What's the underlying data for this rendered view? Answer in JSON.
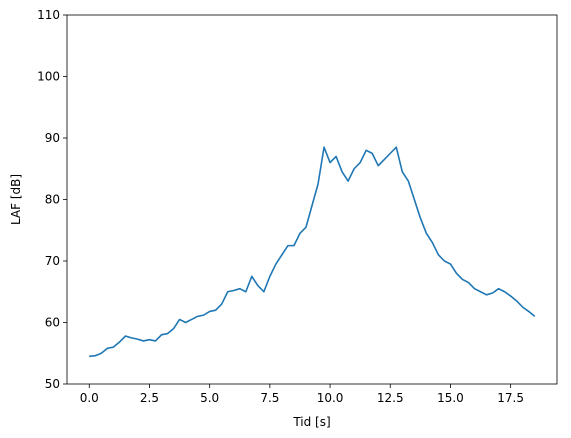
{
  "chart_data": {
    "type": "line",
    "xlabel": "Tid [s]",
    "ylabel": "LAF [dB]",
    "x": [
      0,
      0.25,
      0.5,
      0.75,
      1,
      1.25,
      1.5,
      1.75,
      2,
      2.25,
      2.5,
      2.75,
      3,
      3.25,
      3.5,
      3.75,
      4,
      4.25,
      4.5,
      4.75,
      5,
      5.25,
      5.5,
      5.75,
      6,
      6.25,
      6.5,
      6.75,
      7,
      7.25,
      7.5,
      7.75,
      8,
      8.25,
      8.5,
      8.75,
      9,
      9.25,
      9.5,
      9.75,
      10,
      10.25,
      10.5,
      10.75,
      11,
      11.25,
      11.5,
      11.75,
      12,
      12.25,
      12.5,
      12.75,
      13,
      13.25,
      13.5,
      13.75,
      14,
      14.25,
      14.5,
      14.75,
      15,
      15.25,
      15.5,
      15.75,
      16,
      16.25,
      16.5,
      16.75,
      17,
      17.25,
      17.5,
      17.75,
      18,
      18.25,
      18.5
    ],
    "series": [
      {
        "color": "#1f77b4",
        "values": [
          54.5,
          54.6,
          55,
          55.8,
          56,
          56.8,
          57.8,
          57.5,
          57.3,
          57,
          57.2,
          57,
          58,
          58.2,
          59,
          60.5,
          60,
          60.5,
          61,
          61.2,
          61.8,
          62,
          63,
          65,
          65.2,
          65.5,
          65,
          67.5,
          66,
          65,
          67.5,
          69.5,
          71,
          72.5,
          72.5,
          74.5,
          75.5,
          79,
          82.5,
          88.5,
          86,
          87,
          84.5,
          83,
          85,
          86,
          88,
          87.5,
          85.5,
          86.5,
          87.5,
          88.5,
          84.5,
          83,
          80,
          77,
          74.5,
          73,
          71,
          70,
          69.5,
          68,
          67,
          66.5,
          65.5,
          65,
          64.5,
          64.8,
          65.5,
          65,
          64.3,
          63.5,
          62.5,
          61.8,
          61
        ]
      }
    ],
    "xlim": [
      -0.925,
      19.425
    ],
    "xticks": [
      {
        "value": 0,
        "label": "0.0"
      },
      2.5,
      {
        "value": 5,
        "label": "5.0"
      },
      7.5,
      {
        "value": 10,
        "label": "10.0"
      },
      12.5,
      {
        "value": 15,
        "label": "15.0"
      },
      17.5
    ],
    "ylim": [
      50,
      110
    ],
    "yticks": [
      50,
      60,
      70,
      80,
      90,
      100,
      110
    ]
  }
}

## GOAL OF THE EXERCISE
Set down all the data again exactly as above, pictures excluded.

## OUTPUT FOR THIS EXERCISE
What's the underlying data for this rendered view? Answer in JSON.
{
  "chart_data": {
    "type": "line",
    "xlabel": "Tid [s]",
    "ylabel": "LAF [dB]",
    "x": [
      0,
      0.25,
      0.5,
      0.75,
      1,
      1.25,
      1.5,
      1.75,
      2,
      2.25,
      2.5,
      2.75,
      3,
      3.25,
      3.5,
      3.75,
      4,
      4.25,
      4.5,
      4.75,
      5,
      5.25,
      5.5,
      5.75,
      6,
      6.25,
      6.5,
      6.75,
      7,
      7.25,
      7.5,
      7.75,
      8,
      8.25,
      8.5,
      8.75,
      9,
      9.25,
      9.5,
      9.75,
      10,
      10.25,
      10.5,
      10.75,
      11,
      11.25,
      11.5,
      11.75,
      12,
      12.25,
      12.5,
      12.75,
      13,
      13.25,
      13.5,
      13.75,
      14,
      14.25,
      14.5,
      14.75,
      15,
      15.25,
      15.5,
      15.75,
      16,
      16.25,
      16.5,
      16.75,
      17,
      17.25,
      17.5,
      17.75,
      18,
      18.25,
      18.5
    ],
    "series": [
      {
        "color": "#1f77b4",
        "values": [
          54.5,
          54.6,
          55,
          55.8,
          56,
          56.8,
          57.8,
          57.5,
          57.3,
          57,
          57.2,
          57,
          58,
          58.2,
          59,
          60.5,
          60,
          60.5,
          61,
          61.2,
          61.8,
          62,
          63,
          65,
          65.2,
          65.5,
          65,
          67.5,
          66,
          65,
          67.5,
          69.5,
          71,
          72.5,
          72.5,
          74.5,
          75.5,
          79,
          82.5,
          88.5,
          86,
          87,
          84.5,
          83,
          85,
          86,
          88,
          87.5,
          85.5,
          86.5,
          87.5,
          88.5,
          84.5,
          83,
          80,
          77,
          74.5,
          73,
          71,
          70,
          69.5,
          68,
          67,
          66.5,
          65.5,
          65,
          64.5,
          64.8,
          65.5,
          65,
          64.3,
          63.5,
          62.5,
          61.8,
          61
        ]
      }
    ],
    "xlim": [
      -0.925,
      19.425
    ],
    "xticks": [
      {
        "value": 0,
        "label": "0.0"
      },
      2.5,
      {
        "value": 5,
        "label": "5.0"
      },
      7.5,
      {
        "value": 10,
        "label": "10.0"
      },
      12.5,
      {
        "value": 15,
        "label": "15.0"
      },
      17.5
    ],
    "ylim": [
      50,
      110
    ],
    "yticks": [
      50,
      60,
      70,
      80,
      90,
      100,
      110
    ]
  }
}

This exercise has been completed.